• Description of the task: List the lines of this listing that hold the word "telegram".
==*==
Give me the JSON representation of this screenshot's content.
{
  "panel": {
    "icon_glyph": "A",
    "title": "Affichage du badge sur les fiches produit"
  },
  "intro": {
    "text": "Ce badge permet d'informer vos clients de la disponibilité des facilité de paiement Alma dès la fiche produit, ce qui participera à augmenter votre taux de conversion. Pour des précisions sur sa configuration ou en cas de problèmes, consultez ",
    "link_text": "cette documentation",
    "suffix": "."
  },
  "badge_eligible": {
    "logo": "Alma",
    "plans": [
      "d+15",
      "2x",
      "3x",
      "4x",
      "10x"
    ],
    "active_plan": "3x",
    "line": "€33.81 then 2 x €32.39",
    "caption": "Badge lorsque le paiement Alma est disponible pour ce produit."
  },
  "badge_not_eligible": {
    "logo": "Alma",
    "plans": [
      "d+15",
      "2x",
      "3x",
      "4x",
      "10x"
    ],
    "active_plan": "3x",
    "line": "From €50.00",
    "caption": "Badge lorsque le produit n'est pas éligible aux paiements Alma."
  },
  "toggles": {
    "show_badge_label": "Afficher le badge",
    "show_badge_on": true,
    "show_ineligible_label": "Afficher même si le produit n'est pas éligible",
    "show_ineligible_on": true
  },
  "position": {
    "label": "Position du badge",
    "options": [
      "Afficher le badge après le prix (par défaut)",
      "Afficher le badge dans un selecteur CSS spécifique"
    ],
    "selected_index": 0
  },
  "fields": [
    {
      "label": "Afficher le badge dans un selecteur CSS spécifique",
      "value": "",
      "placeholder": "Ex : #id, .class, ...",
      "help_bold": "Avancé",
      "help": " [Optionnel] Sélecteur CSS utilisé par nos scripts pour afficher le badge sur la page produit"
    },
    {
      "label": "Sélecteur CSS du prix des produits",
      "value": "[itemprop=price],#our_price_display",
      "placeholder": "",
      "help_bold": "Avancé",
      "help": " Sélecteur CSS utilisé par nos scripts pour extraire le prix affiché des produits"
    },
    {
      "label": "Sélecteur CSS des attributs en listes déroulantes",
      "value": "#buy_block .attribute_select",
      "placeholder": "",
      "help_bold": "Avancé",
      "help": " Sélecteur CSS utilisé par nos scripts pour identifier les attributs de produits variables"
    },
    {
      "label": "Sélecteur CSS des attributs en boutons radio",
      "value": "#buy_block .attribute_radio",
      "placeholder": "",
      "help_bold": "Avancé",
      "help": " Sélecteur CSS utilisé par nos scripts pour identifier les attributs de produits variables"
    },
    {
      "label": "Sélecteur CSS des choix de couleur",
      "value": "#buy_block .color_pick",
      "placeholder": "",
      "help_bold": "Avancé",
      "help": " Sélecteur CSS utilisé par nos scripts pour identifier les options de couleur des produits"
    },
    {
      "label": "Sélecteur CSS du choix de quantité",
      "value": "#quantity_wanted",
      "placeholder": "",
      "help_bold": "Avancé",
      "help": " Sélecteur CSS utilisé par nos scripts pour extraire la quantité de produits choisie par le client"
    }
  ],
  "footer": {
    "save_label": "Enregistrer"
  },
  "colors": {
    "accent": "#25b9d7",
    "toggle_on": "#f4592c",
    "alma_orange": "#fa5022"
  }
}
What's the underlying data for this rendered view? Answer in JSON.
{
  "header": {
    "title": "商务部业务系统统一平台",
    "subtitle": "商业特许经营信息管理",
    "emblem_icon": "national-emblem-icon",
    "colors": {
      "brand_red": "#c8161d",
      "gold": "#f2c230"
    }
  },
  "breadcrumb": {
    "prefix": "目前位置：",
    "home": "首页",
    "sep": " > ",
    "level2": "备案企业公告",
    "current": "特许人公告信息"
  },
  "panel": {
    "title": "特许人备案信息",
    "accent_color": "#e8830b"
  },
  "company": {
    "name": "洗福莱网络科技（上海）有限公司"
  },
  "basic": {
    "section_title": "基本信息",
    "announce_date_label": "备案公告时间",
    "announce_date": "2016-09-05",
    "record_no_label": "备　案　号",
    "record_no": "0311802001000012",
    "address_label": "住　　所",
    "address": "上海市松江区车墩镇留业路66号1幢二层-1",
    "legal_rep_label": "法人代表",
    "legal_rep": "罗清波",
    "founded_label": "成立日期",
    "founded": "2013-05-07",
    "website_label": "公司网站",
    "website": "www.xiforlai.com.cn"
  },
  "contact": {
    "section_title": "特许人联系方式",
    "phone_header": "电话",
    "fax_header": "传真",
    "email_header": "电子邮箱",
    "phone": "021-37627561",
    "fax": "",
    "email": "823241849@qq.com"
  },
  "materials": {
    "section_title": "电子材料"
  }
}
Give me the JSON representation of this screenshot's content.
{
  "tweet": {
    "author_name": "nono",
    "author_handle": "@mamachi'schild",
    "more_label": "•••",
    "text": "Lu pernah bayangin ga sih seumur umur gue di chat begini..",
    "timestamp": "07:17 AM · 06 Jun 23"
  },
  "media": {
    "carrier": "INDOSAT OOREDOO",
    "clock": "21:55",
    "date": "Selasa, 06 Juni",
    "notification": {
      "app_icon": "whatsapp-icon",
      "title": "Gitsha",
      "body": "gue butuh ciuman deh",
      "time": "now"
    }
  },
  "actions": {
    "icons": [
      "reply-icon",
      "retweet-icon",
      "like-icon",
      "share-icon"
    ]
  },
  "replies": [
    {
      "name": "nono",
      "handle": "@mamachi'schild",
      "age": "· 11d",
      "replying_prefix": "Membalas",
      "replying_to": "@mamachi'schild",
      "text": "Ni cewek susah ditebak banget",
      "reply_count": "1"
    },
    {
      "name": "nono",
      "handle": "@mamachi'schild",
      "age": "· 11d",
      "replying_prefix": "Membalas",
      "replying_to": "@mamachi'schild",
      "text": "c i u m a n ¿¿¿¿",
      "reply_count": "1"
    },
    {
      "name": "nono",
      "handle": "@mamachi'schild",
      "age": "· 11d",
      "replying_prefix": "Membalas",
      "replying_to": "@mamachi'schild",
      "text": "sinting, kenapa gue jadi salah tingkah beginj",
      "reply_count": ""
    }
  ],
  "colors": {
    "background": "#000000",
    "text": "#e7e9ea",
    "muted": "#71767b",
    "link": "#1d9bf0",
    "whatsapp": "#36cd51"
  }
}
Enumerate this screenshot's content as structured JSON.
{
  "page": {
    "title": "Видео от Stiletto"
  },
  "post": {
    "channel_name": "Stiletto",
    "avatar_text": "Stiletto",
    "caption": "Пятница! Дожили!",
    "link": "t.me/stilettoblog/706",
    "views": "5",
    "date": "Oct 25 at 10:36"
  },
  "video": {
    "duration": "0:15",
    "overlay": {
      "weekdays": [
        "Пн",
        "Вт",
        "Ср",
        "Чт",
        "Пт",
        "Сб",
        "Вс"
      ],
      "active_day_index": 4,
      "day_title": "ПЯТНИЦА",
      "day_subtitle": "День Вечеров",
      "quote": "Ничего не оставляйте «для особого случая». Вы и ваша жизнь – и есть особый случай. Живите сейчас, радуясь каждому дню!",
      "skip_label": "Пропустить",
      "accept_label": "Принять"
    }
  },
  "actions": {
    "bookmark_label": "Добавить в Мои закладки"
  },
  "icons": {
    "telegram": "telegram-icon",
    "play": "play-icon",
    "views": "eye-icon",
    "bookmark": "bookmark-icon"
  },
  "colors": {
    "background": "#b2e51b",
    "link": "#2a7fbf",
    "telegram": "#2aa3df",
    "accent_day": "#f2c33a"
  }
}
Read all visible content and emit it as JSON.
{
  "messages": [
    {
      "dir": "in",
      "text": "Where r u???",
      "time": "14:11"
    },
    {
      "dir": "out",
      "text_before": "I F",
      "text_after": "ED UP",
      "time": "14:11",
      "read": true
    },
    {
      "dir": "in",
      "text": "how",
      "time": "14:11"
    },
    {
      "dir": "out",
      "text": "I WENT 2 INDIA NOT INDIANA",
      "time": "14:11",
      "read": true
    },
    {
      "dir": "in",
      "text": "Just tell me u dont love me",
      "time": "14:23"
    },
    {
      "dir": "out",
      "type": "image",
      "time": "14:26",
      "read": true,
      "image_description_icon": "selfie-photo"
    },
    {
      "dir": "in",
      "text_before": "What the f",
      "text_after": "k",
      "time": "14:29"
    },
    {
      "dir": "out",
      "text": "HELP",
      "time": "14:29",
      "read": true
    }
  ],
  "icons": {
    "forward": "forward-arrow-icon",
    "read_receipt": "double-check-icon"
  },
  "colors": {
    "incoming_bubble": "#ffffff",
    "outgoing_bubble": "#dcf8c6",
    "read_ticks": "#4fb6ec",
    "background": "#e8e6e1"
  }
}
==*==
• Completed exercise:
    "telegram": "telegram-icon",
    "telegram": "#2aa3df",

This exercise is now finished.